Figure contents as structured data
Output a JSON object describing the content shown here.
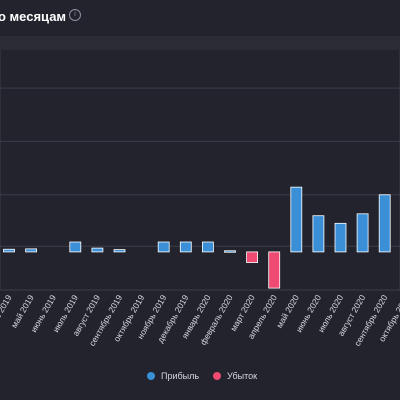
{
  "header": {
    "title": "о месяцам",
    "info_icon": "info-circle-icon"
  },
  "colors": {
    "profit": "#3a8fd6",
    "loss": "#ee4a72",
    "background": "#22232c",
    "grid": "#3a3c48"
  },
  "chart_data": {
    "type": "bar",
    "categories": [
      "апрель 2019",
      "май 2019",
      "июнь 2019",
      "июль 2019",
      "август 2019",
      "сентябрь 2019",
      "октябрь 2019",
      "ноябрь 2019",
      "декабрь 2019",
      "январь 2020",
      "февраль 2020",
      "март 2020",
      "апрель 2020",
      "май 2020",
      "июнь 2020",
      "июль 2020",
      "август 2020",
      "сентябрь 2020",
      "октябрь 2020"
    ],
    "series": [
      {
        "name": "Прибыль",
        "values": [
          0.7,
          0.8,
          0,
          2.6,
          1.0,
          0.6,
          0,
          2.6,
          2.6,
          2.6,
          0.3,
          0,
          0,
          17.0,
          9.5,
          7.5,
          10.0,
          15.0,
          3.0
        ]
      },
      {
        "name": "Убыток",
        "values": [
          0,
          0,
          0,
          0,
          0,
          0,
          0,
          0,
          0,
          0,
          0,
          -2.8,
          -9.5,
          0,
          0,
          0,
          0,
          0,
          0
        ]
      }
    ],
    "ylim": [
      -10,
      53
    ],
    "grid": true,
    "legend": "bottom"
  }
}
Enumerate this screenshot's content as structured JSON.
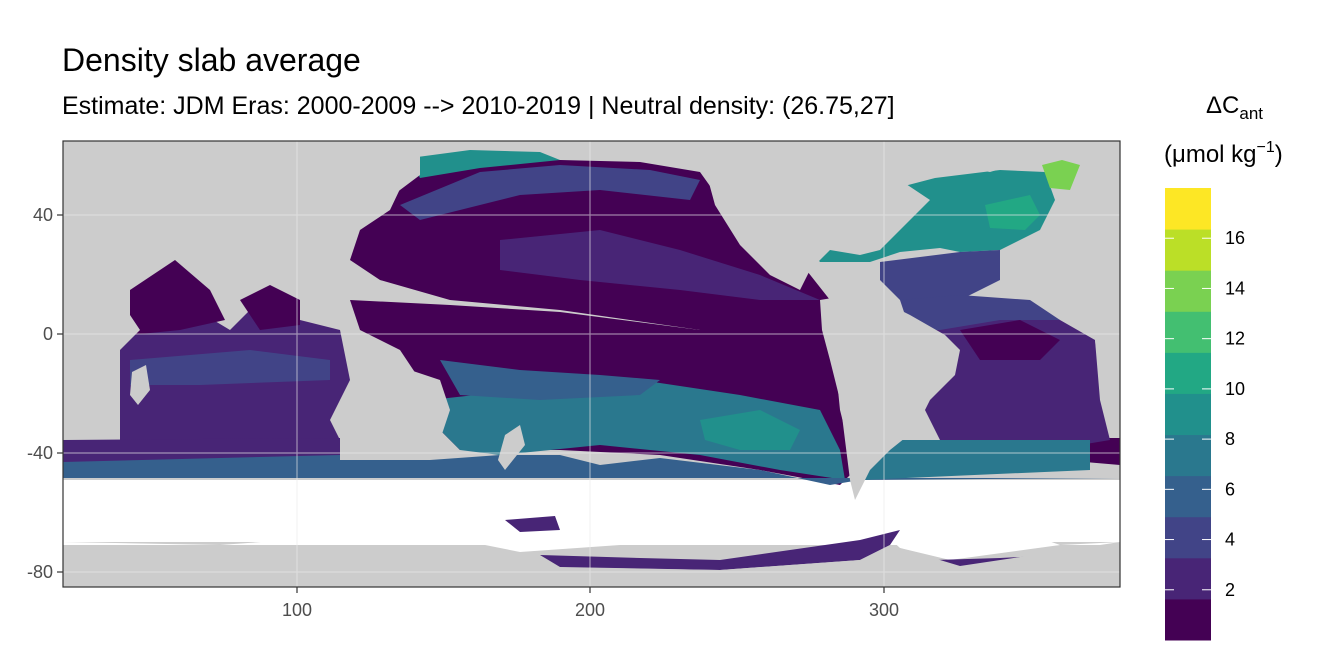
{
  "title": "Density slab average",
  "subtitle": "Estimate: JDM Eras: 2000-2009 --> 2010-2019 | Neutral density: (26.75,27]",
  "legend": {
    "title_main": "ΔC",
    "title_sub": "ant",
    "units_pre": "(μmol kg",
    "units_sup": "−1",
    "units_post": ")",
    "breaks": [
      "2",
      "4",
      "6",
      "8",
      "10",
      "12",
      "14",
      "16"
    ],
    "colors": [
      "#440154",
      "#482576",
      "#414487",
      "#35608D",
      "#2A788E",
      "#21908C",
      "#22A884",
      "#43BF71",
      "#7AD151",
      "#BBDF27",
      "#FDE725"
    ]
  },
  "chart_data": {
    "type": "heatmap",
    "title": "Density slab average",
    "subtitle": "Estimate: JDM Eras: 2000-2009 --> 2010-2019 | Neutral density: (26.75,27]",
    "xlabel": "",
    "ylabel": "",
    "x_ticks": [
      "100",
      "200",
      "300"
    ],
    "y_ticks": [
      "40",
      "0",
      "-40",
      "-80"
    ],
    "xlim": [
      20,
      380
    ],
    "ylim": [
      -85,
      65
    ],
    "grid": true,
    "legend_placement": "right",
    "color_scale": "viridis",
    "value_range": [
      0,
      18
    ]
  }
}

▸ PROBLEM TO WORK ON: Reproduce the data verbatim. Do not carry any picture into the copy.

▸ FINISHED EXERCISE:
Output a JSON object describing the content shown here.
{
  "header": {
    "title": "о месяцам",
    "info_icon": "info-circle-icon"
  },
  "colors": {
    "profit": "#3a8fd6",
    "loss": "#ee4a72",
    "background": "#22232c",
    "grid": "#3a3c48"
  },
  "chart_data": {
    "type": "bar",
    "categories": [
      "апрель 2019",
      "май 2019",
      "июнь 2019",
      "июль 2019",
      "август 2019",
      "сентябрь 2019",
      "октябрь 2019",
      "ноябрь 2019",
      "декабрь 2019",
      "январь 2020",
      "февраль 2020",
      "март 2020",
      "апрель 2020",
      "май 2020",
      "июнь 2020",
      "июль 2020",
      "август 2020",
      "сентябрь 2020",
      "октябрь 2020"
    ],
    "series": [
      {
        "name": "Прибыль",
        "values": [
          0.7,
          0.8,
          0,
          2.6,
          1.0,
          0.6,
          0,
          2.6,
          2.6,
          2.6,
          0.3,
          0,
          0,
          17.0,
          9.5,
          7.5,
          10.0,
          15.0,
          3.0
        ]
      },
      {
        "name": "Убыток",
        "values": [
          0,
          0,
          0,
          0,
          0,
          0,
          0,
          0,
          0,
          0,
          0,
          -2.8,
          -9.5,
          0,
          0,
          0,
          0,
          0,
          0
        ]
      }
    ],
    "ylim": [
      -10,
      53
    ],
    "grid": true,
    "legend": "bottom"
  }
}
Enumerate this screenshot's content as structured JSON.
{
  "title": "Density slab average",
  "subtitle": "Estimate: JDM Eras: 2000-2009 --> 2010-2019 | Neutral density: (26.75,27]",
  "legend": {
    "title_main": "ΔC",
    "title_sub": "ant",
    "units_pre": "(μmol kg",
    "units_sup": "−1",
    "units_post": ")",
    "breaks": [
      "2",
      "4",
      "6",
      "8",
      "10",
      "12",
      "14",
      "16"
    ],
    "colors": [
      "#440154",
      "#482576",
      "#414487",
      "#35608D",
      "#2A788E",
      "#21908C",
      "#22A884",
      "#43BF71",
      "#7AD151",
      "#BBDF27",
      "#FDE725"
    ]
  },
  "chart_data": {
    "type": "heatmap",
    "title": "Density slab average",
    "subtitle": "Estimate: JDM Eras: 2000-2009 --> 2010-2019 | Neutral density: (26.75,27]",
    "xlabel": "",
    "ylabel": "",
    "x_ticks": [
      "100",
      "200",
      "300"
    ],
    "y_ticks": [
      "40",
      "0",
      "-40",
      "-80"
    ],
    "xlim": [
      20,
      380
    ],
    "ylim": [
      -85,
      65
    ],
    "grid": true,
    "legend_placement": "right",
    "color_scale": "viridis",
    "value_range": [
      0,
      18
    ]
  }
}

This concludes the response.